- [Work required] Search the listing below for the string "이동권의" and show each line that contains it.

- [Exercise data]
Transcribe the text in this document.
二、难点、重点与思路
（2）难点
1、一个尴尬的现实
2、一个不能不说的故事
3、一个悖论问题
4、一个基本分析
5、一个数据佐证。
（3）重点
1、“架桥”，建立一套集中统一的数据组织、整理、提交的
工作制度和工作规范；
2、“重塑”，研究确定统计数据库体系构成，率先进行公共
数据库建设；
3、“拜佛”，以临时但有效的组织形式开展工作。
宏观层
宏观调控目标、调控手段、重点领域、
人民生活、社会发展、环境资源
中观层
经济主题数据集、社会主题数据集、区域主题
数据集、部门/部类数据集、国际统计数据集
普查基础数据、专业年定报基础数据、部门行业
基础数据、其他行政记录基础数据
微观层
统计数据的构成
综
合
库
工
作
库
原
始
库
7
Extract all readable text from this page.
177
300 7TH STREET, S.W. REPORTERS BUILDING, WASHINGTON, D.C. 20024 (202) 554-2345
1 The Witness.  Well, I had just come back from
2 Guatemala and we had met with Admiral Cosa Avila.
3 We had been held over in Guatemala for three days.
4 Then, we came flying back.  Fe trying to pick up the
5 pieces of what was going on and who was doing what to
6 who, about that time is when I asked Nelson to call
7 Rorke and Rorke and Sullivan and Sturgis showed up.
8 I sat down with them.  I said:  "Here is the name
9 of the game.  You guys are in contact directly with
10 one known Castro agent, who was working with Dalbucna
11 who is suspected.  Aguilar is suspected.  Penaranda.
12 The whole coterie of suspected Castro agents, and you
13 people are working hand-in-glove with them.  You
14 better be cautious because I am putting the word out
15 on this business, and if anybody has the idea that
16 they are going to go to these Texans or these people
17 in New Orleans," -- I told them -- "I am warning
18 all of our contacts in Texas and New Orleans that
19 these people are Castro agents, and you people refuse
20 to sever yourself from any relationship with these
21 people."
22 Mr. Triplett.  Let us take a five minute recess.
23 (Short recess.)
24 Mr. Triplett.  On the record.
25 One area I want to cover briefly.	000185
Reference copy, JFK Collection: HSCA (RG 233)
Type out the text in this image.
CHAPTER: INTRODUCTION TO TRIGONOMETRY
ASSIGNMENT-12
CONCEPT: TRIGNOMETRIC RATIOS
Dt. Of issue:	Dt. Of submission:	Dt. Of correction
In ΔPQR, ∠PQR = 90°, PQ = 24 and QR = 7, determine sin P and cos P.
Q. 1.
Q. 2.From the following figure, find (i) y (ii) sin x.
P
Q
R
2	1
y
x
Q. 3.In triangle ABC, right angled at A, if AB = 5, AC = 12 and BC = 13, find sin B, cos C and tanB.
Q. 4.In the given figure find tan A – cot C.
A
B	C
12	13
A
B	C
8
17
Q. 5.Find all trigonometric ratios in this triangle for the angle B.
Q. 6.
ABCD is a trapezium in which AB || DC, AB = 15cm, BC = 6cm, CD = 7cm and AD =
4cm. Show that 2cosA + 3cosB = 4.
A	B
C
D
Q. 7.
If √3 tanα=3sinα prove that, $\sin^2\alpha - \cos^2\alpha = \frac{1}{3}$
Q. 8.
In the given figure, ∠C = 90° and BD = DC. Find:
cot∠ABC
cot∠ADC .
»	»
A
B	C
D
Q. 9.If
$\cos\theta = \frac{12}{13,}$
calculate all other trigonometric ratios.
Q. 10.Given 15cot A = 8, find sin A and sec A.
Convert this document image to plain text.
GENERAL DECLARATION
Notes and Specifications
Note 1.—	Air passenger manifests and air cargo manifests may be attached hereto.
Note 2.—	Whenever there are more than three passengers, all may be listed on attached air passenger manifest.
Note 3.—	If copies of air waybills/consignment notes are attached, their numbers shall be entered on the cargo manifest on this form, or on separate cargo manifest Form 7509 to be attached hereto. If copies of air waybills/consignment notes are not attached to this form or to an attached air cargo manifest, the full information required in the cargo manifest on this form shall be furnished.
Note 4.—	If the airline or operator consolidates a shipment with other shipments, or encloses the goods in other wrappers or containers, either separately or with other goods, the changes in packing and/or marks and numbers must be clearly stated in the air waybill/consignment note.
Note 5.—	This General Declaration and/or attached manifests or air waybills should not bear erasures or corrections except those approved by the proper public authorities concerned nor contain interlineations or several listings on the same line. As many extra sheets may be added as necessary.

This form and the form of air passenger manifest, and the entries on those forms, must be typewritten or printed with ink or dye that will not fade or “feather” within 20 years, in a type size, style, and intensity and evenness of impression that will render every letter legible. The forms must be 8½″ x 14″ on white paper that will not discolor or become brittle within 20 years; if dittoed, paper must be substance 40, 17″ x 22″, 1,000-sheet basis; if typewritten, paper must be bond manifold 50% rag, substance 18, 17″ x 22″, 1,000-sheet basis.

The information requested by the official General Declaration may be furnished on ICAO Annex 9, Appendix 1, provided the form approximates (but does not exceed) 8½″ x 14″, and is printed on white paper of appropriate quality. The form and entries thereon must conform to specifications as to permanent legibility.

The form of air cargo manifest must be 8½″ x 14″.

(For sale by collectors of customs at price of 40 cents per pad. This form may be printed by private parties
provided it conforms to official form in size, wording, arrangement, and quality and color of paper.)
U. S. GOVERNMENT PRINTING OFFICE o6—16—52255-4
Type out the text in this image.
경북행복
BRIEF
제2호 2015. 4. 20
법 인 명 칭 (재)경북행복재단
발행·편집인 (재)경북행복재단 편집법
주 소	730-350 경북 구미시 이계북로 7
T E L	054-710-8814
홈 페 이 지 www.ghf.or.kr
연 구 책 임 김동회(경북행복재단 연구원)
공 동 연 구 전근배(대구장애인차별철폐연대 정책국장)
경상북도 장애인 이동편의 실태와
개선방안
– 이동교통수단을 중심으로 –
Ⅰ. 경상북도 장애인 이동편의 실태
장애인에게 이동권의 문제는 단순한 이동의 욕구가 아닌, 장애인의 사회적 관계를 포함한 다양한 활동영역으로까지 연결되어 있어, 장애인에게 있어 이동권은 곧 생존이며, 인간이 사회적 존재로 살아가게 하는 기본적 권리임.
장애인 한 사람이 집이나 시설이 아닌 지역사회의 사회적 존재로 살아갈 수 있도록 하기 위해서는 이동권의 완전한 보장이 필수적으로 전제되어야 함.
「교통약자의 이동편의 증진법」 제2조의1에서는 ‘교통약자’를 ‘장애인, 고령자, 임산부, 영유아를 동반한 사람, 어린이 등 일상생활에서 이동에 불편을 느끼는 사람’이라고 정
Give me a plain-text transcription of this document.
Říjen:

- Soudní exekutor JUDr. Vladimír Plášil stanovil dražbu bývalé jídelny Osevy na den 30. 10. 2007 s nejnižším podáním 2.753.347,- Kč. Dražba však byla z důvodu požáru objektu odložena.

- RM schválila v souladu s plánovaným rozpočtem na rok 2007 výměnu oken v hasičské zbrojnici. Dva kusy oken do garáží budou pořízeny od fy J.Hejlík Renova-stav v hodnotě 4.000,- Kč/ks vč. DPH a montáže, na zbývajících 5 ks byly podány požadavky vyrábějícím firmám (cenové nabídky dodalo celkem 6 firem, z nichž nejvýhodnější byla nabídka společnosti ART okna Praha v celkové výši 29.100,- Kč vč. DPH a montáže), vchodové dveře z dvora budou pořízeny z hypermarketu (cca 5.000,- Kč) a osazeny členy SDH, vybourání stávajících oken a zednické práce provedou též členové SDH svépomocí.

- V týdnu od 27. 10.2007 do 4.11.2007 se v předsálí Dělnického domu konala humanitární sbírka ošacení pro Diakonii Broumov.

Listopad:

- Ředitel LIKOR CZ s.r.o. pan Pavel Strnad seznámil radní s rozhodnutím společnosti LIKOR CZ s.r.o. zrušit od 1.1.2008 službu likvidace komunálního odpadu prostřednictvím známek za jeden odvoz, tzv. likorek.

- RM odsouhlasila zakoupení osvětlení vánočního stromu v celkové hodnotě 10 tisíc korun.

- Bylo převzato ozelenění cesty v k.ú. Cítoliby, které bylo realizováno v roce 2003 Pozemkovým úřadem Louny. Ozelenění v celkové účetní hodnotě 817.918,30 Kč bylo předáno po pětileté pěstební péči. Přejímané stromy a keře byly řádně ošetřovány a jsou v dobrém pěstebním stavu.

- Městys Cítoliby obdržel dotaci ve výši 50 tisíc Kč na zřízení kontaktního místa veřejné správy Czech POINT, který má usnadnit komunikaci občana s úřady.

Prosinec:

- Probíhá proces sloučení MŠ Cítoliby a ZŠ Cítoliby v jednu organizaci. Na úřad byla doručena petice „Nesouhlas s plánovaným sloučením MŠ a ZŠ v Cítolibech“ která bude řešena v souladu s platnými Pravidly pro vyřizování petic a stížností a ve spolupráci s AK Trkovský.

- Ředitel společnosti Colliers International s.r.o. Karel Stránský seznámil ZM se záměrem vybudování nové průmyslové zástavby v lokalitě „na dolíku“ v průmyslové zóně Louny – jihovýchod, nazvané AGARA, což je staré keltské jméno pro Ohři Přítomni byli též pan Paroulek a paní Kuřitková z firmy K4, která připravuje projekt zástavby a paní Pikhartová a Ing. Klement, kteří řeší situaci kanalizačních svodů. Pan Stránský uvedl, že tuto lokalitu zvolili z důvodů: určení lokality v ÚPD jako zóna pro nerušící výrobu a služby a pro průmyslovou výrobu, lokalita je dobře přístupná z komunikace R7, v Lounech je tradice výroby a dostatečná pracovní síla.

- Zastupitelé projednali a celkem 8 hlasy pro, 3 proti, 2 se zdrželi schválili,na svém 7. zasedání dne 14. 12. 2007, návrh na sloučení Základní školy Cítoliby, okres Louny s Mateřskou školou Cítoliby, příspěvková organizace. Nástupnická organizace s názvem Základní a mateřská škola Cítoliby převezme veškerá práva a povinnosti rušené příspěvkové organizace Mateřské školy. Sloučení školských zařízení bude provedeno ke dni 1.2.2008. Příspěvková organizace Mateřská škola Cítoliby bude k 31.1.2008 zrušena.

- [Response to this exercise]
장애인에게 이동권의 문제는 단순한 이동의 욕구가 아닌, 장애인의 사회적 관계를 포함한 다양한 활동영역으로까지 연결되어 있어, 장애인에게 있어 이동권은 곧 생존이며, 인간이 사회적 존재로 살아가게 하는 기본적 권리임.
장애인 한 사람이 집이나 시설이 아닌 지역사회의 사회적 존재로 살아갈 수 있도록 하기 위해서는 이동권의 완전한 보장이 필수적으로 전제되어야 함.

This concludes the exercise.